## start

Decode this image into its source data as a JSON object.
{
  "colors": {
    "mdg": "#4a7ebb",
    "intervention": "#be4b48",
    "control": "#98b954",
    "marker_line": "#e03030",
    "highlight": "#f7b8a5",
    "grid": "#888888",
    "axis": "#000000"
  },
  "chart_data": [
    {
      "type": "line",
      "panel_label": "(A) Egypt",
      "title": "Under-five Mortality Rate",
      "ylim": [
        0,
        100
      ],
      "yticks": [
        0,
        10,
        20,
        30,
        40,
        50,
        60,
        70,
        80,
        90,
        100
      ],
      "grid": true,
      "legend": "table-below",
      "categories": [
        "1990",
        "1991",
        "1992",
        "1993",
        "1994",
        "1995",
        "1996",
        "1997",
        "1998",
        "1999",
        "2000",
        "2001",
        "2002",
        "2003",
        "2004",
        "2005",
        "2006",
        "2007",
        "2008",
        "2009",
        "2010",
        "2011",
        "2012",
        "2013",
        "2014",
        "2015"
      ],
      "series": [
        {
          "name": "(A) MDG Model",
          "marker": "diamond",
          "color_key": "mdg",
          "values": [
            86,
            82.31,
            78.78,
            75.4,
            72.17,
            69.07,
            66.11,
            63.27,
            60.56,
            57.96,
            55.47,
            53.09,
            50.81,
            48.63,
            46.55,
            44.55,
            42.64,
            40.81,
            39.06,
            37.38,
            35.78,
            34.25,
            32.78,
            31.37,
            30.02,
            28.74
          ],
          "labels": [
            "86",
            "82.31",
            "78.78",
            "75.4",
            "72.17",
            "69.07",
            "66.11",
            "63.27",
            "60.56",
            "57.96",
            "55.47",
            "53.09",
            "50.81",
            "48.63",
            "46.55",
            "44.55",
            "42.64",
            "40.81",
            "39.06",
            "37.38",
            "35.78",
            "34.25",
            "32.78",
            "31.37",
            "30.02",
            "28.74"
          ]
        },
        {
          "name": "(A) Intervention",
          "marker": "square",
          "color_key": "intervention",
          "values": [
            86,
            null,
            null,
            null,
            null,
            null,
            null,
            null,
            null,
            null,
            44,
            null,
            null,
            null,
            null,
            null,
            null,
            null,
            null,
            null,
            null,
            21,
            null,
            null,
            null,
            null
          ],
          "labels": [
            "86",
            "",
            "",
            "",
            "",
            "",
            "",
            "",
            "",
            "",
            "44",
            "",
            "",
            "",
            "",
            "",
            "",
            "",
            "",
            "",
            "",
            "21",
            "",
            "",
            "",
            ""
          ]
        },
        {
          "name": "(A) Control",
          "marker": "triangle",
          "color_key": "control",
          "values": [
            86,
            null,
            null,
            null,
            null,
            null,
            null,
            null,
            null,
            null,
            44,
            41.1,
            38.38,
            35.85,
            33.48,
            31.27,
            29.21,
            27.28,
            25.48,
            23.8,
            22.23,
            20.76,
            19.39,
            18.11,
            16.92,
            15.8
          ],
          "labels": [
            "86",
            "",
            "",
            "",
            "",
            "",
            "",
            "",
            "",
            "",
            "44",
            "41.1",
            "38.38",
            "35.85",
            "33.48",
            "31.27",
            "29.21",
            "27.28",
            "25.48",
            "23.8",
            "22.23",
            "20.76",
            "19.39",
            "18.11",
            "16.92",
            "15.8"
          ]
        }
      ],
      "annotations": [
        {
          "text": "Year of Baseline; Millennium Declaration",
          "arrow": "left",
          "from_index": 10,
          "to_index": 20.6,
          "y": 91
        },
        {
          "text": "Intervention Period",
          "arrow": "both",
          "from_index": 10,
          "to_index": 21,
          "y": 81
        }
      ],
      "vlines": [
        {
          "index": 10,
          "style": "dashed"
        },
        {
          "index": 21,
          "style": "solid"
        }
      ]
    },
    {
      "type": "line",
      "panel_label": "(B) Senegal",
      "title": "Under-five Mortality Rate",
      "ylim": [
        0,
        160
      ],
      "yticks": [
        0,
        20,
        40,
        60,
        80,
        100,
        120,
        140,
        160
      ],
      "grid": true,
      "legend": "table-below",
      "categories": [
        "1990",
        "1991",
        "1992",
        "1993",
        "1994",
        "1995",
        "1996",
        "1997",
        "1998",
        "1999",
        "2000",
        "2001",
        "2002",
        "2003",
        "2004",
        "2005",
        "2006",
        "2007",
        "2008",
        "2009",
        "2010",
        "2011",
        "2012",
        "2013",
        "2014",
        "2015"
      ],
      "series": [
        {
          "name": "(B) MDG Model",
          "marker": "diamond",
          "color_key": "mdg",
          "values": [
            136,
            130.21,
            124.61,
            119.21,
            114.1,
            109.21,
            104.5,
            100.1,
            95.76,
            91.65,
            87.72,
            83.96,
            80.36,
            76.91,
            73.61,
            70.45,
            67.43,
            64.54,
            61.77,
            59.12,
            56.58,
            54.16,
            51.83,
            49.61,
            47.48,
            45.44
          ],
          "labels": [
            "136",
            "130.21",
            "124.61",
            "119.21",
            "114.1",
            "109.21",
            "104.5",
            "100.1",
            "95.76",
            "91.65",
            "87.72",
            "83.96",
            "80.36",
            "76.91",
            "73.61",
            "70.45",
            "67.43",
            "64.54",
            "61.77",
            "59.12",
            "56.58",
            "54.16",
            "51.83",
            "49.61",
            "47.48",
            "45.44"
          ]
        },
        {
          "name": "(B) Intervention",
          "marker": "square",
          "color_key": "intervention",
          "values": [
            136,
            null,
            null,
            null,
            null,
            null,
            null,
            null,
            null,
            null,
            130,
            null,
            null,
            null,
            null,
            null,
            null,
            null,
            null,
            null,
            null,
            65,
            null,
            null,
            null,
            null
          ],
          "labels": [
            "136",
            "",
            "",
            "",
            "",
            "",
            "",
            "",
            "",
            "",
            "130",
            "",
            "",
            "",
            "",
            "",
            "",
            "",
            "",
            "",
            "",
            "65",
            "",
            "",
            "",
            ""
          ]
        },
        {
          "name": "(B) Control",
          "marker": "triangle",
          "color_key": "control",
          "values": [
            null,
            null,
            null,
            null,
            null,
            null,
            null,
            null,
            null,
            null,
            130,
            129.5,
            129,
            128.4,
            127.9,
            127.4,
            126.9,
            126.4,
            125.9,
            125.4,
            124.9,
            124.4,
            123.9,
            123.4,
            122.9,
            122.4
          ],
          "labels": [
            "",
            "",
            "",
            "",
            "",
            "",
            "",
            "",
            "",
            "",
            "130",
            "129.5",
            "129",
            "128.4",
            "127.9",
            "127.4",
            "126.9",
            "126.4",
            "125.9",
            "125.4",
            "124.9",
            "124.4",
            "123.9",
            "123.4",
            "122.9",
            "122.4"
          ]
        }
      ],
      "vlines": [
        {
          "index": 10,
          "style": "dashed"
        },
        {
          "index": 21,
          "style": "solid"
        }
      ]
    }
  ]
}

## end

What is asked -> Set down every record above exactly as given.

The response ->
Decode this image into its source data as a JSON object.
{
  "colors": {
    "mdg": "#4a7ebb",
    "intervention": "#be4b48",
    "control": "#98b954",
    "marker_line": "#e03030",
    "highlight": "#f7b8a5",
    "grid": "#888888",
    "axis": "#000000"
  },
  "chart_data": [
    {
      "type": "line",
      "panel_label": "(A) Egypt",
      "title": "Under-five Mortality Rate",
      "ylim": [
        0,
        100
      ],
      "yticks": [
        0,
        10,
        20,
        30,
        40,
        50,
        60,
        70,
        80,
        90,
        100
      ],
      "grid": true,
      "legend": "table-below",
      "categories": [
        "1990",
        "1991",
        "1992",
        "1993",
        "1994",
        "1995",
        "1996",
        "1997",
        "1998",
        "1999",
        "2000",
        "2001",
        "2002",
        "2003",
        "2004",
        "2005",
        "2006",
        "2007",
        "2008",
        "2009",
        "2010",
        "2011",
        "2012",
        "2013",
        "2014",
        "2015"
      ],
      "series": [
        {
          "name": "(A) MDG Model",
          "marker": "diamond",
          "color_key": "mdg",
          "values": [
            86,
            82.31,
            78.78,
            75.4,
            72.17,
            69.07,
            66.11,
            63.27,
            60.56,
            57.96,
            55.47,
            53.09,
            50.81,
            48.63,
            46.55,
            44.55,
            42.64,
            40.81,
            39.06,
            37.38,
            35.78,
            34.25,
            32.78,
            31.37,
            30.02,
            28.74
          ],
          "labels": [
            "86",
            "82.31",
            "78.78",
            "75.4",
            "72.17",
            "69.07",
            "66.11",
            "63.27",
            "60.56",
            "57.96",
            "55.47",
            "53.09",
            "50.81",
            "48.63",
            "46.55",
            "44.55",
            "42.64",
            "40.81",
            "39.06",
            "37.38",
            "35.78",
            "34.25",
            "32.78",
            "31.37",
            "30.02",
            "28.74"
          ]
        },
        {
          "name": "(A) Intervention",
          "marker": "square",
          "color_key": "intervention",
          "values": [
            86,
            null,
            null,
            null,
            null,
            null,
            null,
            null,
            null,
            null,
            44,
            null,
            null,
            null,
            null,
            null,
            null,
            null,
            null,
            null,
            null,
            21,
            null,
            null,
            null,
            null
          ],
          "labels": [
            "86",
            "",
            "",
            "",
            "",
            "",
            "",
            "",
            "",
            "",
            "44",
            "",
            "",
            "",
            "",
            "",
            "",
            "",
            "",
            "",
            "",
            "21",
            "",
            "",
            "",
            ""
          ]
        },
        {
          "name": "(A) Control",
          "marker": "triangle",
          "color_key": "control",
          "values": [
            86,
            null,
            null,
            null,
            null,
            null,
            null,
            null,
            null,
            null,
            44,
            41.1,
            38.38,
            35.85,
            33.48,
            31.27,
            29.21,
            27.28,
            25.48,
            23.8,
            22.23,
            20.76,
            19.39,
            18.11,
            16.92,
            15.8
          ],
          "labels": [
            "86",
            "",
            "",
            "",
            "",
            "",
            "",
            "",
            "",
            "",
            "44",
            "41.1",
            "38.38",
            "35.85",
            "33.48",
            "31.27",
            "29.21",
            "27.28",
            "25.48",
            "23.8",
            "22.23",
            "20.76",
            "19.39",
            "18.11",
            "16.92",
            "15.8"
          ]
        }
      ],
      "annotations": [
        {
          "text": "Year of Baseline; Millennium Declaration",
          "arrow": "left",
          "from_index": 10,
          "to_index": 20.6,
          "y": 91
        },
        {
          "text": "Intervention Period",
          "arrow": "both",
          "from_index": 10,
          "to_index": 21,
          "y": 81
        }
      ],
      "vlines": [
        {
          "index": 10,
          "style": "dashed"
        },
        {
          "index": 21,
          "style": "solid"
        }
      ]
    },
    {
      "type": "line",
      "panel_label": "(B) Senegal",
      "title": "Under-five Mortality Rate",
      "ylim": [
        0,
        160
      ],
      "yticks": [
        0,
        20,
        40,
        60,
        80,
        100,
        120,
        140,
        160
      ],
      "grid": true,
      "legend": "table-below",
      "categories": [
        "1990",
        "1991",
        "1992",
        "1993",
        "1994",
        "1995",
        "1996",
        "1997",
        "1998",
        "1999",
        "2000",
        "2001",
        "2002",
        "2003",
        "2004",
        "2005",
        "2006",
        "2007",
        "2008",
        "2009",
        "2010",
        "2011",
        "2012",
        "2013",
        "2014",
        "2015"
      ],
      "series": [
        {
          "name": "(B) MDG Model",
          "marker": "diamond",
          "color_key": "mdg",
          "values": [
            136,
            130.21,
            124.61,
            119.21,
            114.1,
            109.21,
            104.5,
            100.1,
            95.76,
            91.65,
            87.72,
            83.96,
            80.36,
            76.91,
            73.61,
            70.45,
            67.43,
            64.54,
            61.77,
            59.12,
            56.58,
            54.16,
            51.83,
            49.61,
            47.48,
            45.44
          ],
          "labels": [
            "136",
            "130.21",
            "124.61",
            "119.21",
            "114.1",
            "109.21",
            "104.5",
            "100.1",
            "95.76",
            "91.65",
            "87.72",
            "83.96",
            "80.36",
            "76.91",
            "73.61",
            "70.45",
            "67.43",
            "64.54",
            "61.77",
            "59.12",
            "56.58",
            "54.16",
            "51.83",
            "49.61",
            "47.48",
            "45.44"
          ]
        },
        {
          "name": "(B) Intervention",
          "marker": "square",
          "color_key": "intervention",
          "values": [
            136,
            null,
            null,
            null,
            null,
            null,
            null,
            null,
            null,
            null,
            130,
            null,
            null,
            null,
            null,
            null,
            null,
            null,
            null,
            null,
            null,
            65,
            null,
            null,
            null,
            null
          ],
          "labels": [
            "136",
            "",
            "",
            "",
            "",
            "",
            "",
            "",
            "",
            "",
            "130",
            "",
            "",
            "",
            "",
            "",
            "",
            "",
            "",
            "",
            "",
            "65",
            "",
            "",
            "",
            ""
          ]
        },
        {
          "name": "(B) Control",
          "marker": "triangle",
          "color_key": "control",
          "values": [
            null,
            null,
            null,
            null,
            null,
            null,
            null,
            null,
            null,
            null,
            130,
            129.5,
            129,
            128.4,
            127.9,
            127.4,
            126.9,
            126.4,
            125.9,
            125.4,
            124.9,
            124.4,
            123.9,
            123.4,
            122.9,
            122.4
          ],
          "labels": [
            "",
            "",
            "",
            "",
            "",
            "",
            "",
            "",
            "",
            "",
            "130",
            "129.5",
            "129",
            "128.4",
            "127.9",
            "127.4",
            "126.9",
            "126.4",
            "125.9",
            "125.4",
            "124.9",
            "124.4",
            "123.9",
            "123.4",
            "122.9",
            "122.4"
          ]
        }
      ],
      "vlines": [
        {
          "index": 10,
          "style": "dashed"
        },
        {
          "index": 21,
          "style": "solid"
        }
      ]
    }
  ]
}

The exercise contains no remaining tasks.